# Aim of the exercise:
Only lines with the word "священных" are needed; collect each of them from the listing below.

# Exercise materials:
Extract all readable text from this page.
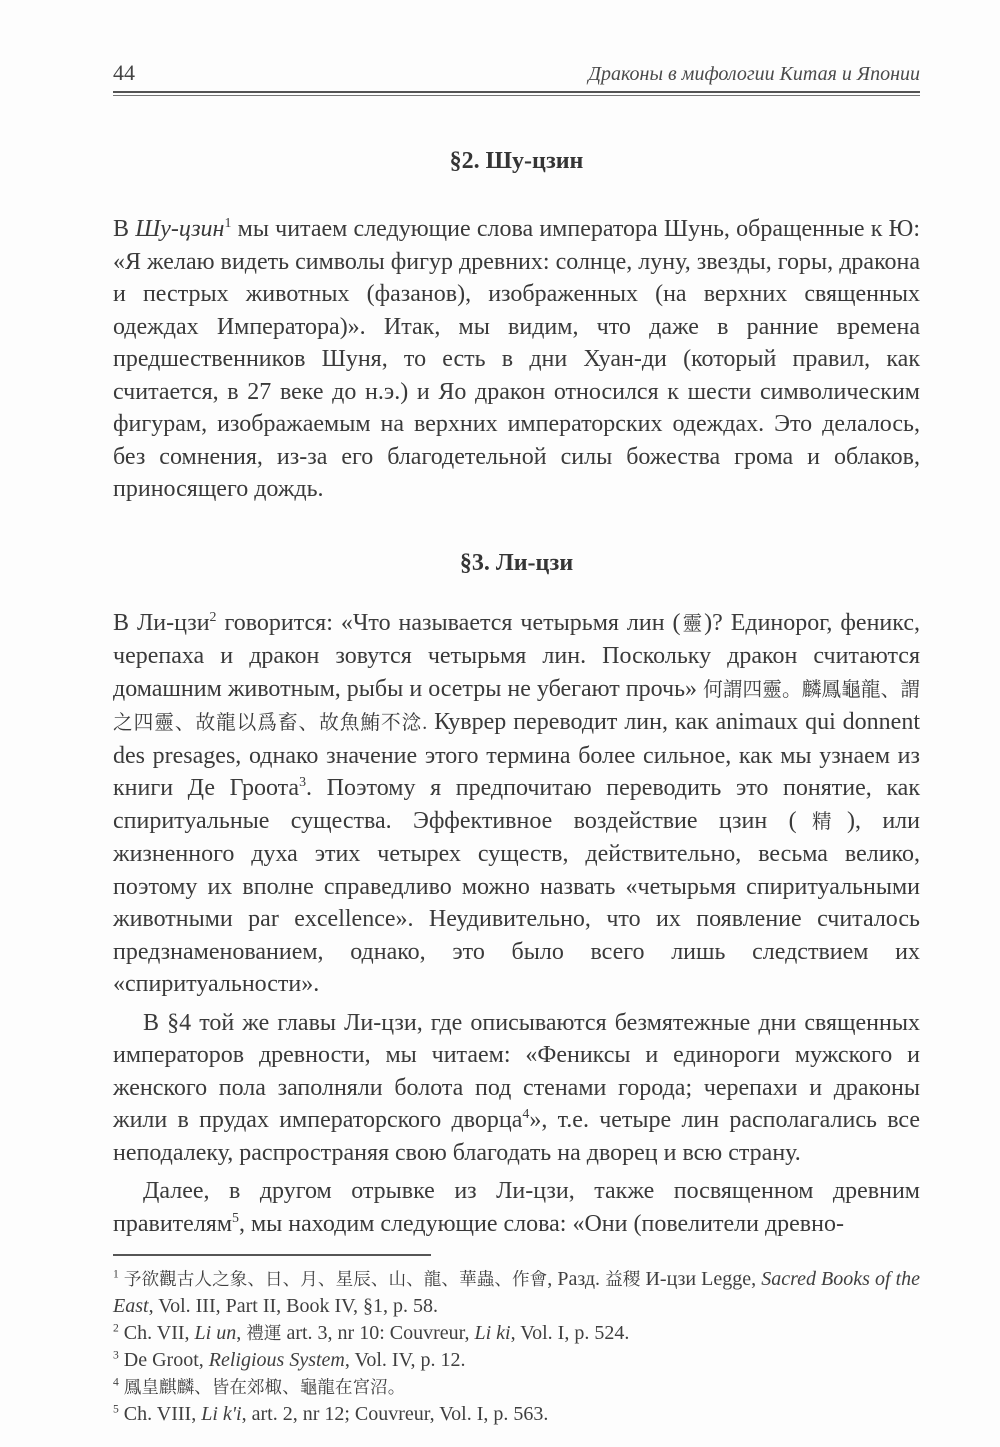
44	Драконы в мифологии Китая и Японии
§2. Шу-цзин

В Шу-цзин$^1$ мы читаем следующие слова императора Шунь, обращенные к Ю: «Я желаю видеть символы фигур древних: солнце, луну, звезды, горы, дракона и пестрых животных (фазанов), изображенных (на верхних священных одеждах Императора)». Итак, мы видим, что даже в ранние времена предшественников Шуня, то есть в дни Хуан-ди (который правил, как считается, в 27 веке до н.э.) и Яо дракон относился к шести символическим фигурам, изображаемым на верхних императорских одеждах. Это делалось, без сомнения, из-за его благодетельной силы божества грома и облаков, приносящего дождь.

§3. Ли-цзи

В Ли-цзи$^2$ говорится: «Что называется четырьмя лин (靈)? Единорог, феникс, черепаха и дракон зовутся четырьмя лин. Поскольку дракон считаются домашним животным, рыбы и осетры не убегают прочь» 何謂四靈。麟鳳龜龍、謂之四靈、故龍以爲畜、故魚鮪不淰. Куврер переводит лин, как animaux qui donnent des presages, однако значение этого термина более сильное, как мы узнаем из книги Де Гроота$^3$. Поэтому я предпочитаю переводить это понятие, как спиритуальные существа. Эффективное воздействие цзин (精), или жизненного духа этих четырех существ, действительно, весьма велико, поэтому их вполне справедливо можно назвать «четырьмя спиритуальными животными par excellence». Неудивительно, что их появление считалось предзнаменованием, однако, это было всего лишь следствием их «спиритуальности».

В §4 той же главы Ли-цзи, где описываются безмятежные дни священных императоров древности, мы читаем: «Фениксы и единороги мужского и женского пола заполняли болота под стенами города; черепахи и драконы жили в прудах императорского дворца$^4$», т.е. четыре лин располагались все неподалеку, распространяя свою благодать на дворец и всю страну.

Далее, в другом отрывке из Ли-цзи, также посвященном древним правителям$^5$, мы находим следующие слова: «Они (повелители древно-

$^1$ 予欲觀古人之象、日、月、星辰、山、龍、華蟲、作會, Разд. 益稷 И-цзи Legge, Sacred Books of the East, Vol. III, Part II, Book IV, §1, p. 58.

$^2$ Ch. VII, Li un, 禮運 art. 3, nr 10: Couvreur, Li ki, Vol. I, p. 524.

$^3$ De Groot, Religious System, Vol. IV, p. 12.

$^4$ 鳳皇麒麟、皆在郊棷、龜龍在宮沼。

$^5$ Ch. VIII, Li k'i, art. 2, nr 12; Couvreur, Vol. I, p. 563.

# Response:
В Шу-цзин$^1$ мы читаем следующие слова императора Шунь, обращенные к Ю: «Я желаю видеть символы фигур древних: солнце, луну, звезды, горы, дракона и пестрых животных (фазанов), изображенных (на верхних священных одеждах Императора)». Итак, мы видим, что даже в ранние времена предшественников Шуня, то есть в дни Хуан-ди (который правил, как считается, в 27 веке до н.э.) и Яо дракон относился к шести символическим фигурам, изображаемым на верхних императорских одеждах. Это делалось, без сомнения, из-за его благодетельной силы божества грома и облаков, приносящего дождь.
В §4 той же главы Ли-цзи, где описываются безмятежные дни священных императоров древности, мы читаем: «Фениксы и единороги мужского и женского пола заполняли болота под стенами города; черепахи и драконы жили в прудах императорского дворца$^4$», т.е. четыре лин располагались все неподалеку, распространяя свою благодать на дворец и всю страну.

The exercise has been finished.